Work out how many lines in the entries below include the word "Maria". Give nothing but the number.

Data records

·····

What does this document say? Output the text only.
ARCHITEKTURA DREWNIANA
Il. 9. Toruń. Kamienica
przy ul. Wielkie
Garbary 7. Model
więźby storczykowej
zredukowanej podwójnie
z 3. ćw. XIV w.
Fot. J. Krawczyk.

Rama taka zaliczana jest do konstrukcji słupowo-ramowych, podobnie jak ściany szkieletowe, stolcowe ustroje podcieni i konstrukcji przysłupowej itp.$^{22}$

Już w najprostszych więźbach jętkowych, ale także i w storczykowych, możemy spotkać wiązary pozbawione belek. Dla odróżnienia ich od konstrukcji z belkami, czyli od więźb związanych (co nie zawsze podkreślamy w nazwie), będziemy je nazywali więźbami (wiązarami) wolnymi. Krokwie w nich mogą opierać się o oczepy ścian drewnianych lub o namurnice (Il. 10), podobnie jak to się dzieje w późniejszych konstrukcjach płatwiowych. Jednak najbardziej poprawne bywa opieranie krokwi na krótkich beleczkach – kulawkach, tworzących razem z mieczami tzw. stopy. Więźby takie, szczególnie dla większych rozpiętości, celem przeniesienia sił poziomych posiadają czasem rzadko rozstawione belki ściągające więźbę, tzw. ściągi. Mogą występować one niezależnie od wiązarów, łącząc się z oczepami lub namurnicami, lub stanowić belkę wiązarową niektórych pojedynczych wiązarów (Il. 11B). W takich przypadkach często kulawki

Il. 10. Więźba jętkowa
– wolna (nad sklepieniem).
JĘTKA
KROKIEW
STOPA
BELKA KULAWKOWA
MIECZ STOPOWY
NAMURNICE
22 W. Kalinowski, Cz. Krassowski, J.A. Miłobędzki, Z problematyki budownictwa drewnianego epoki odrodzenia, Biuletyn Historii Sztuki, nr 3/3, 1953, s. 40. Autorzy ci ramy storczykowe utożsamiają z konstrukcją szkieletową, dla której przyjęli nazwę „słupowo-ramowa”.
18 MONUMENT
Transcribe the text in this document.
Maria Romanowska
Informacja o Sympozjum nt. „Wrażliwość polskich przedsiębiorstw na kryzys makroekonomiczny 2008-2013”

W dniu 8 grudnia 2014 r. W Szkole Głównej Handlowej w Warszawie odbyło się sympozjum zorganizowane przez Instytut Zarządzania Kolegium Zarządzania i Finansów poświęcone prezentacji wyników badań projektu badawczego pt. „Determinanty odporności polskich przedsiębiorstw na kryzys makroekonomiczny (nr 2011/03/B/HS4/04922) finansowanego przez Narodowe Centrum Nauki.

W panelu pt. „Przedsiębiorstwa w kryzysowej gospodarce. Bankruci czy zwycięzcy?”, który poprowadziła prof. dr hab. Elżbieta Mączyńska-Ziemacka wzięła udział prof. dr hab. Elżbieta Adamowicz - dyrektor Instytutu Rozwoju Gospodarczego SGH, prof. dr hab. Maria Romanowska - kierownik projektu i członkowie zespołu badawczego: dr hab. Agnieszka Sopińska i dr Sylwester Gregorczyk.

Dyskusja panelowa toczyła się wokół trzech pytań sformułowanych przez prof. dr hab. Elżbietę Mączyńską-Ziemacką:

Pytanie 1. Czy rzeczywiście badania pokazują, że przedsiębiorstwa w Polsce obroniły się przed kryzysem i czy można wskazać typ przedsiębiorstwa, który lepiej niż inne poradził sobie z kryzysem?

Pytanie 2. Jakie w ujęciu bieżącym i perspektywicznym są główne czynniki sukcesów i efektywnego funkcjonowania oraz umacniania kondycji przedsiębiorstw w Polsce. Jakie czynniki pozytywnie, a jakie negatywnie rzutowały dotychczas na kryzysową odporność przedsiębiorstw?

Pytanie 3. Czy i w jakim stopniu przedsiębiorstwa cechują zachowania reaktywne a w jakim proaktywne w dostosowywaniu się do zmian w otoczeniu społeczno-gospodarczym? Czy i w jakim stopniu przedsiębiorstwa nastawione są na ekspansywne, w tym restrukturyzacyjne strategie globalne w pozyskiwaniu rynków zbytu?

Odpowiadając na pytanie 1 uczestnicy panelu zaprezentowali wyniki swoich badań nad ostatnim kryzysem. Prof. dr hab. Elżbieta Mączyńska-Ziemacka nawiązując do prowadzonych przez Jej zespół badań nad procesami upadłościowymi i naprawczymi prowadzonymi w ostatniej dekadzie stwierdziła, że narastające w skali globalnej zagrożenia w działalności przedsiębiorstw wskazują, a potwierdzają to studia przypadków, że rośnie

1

·····

*Response to the exercise:*
2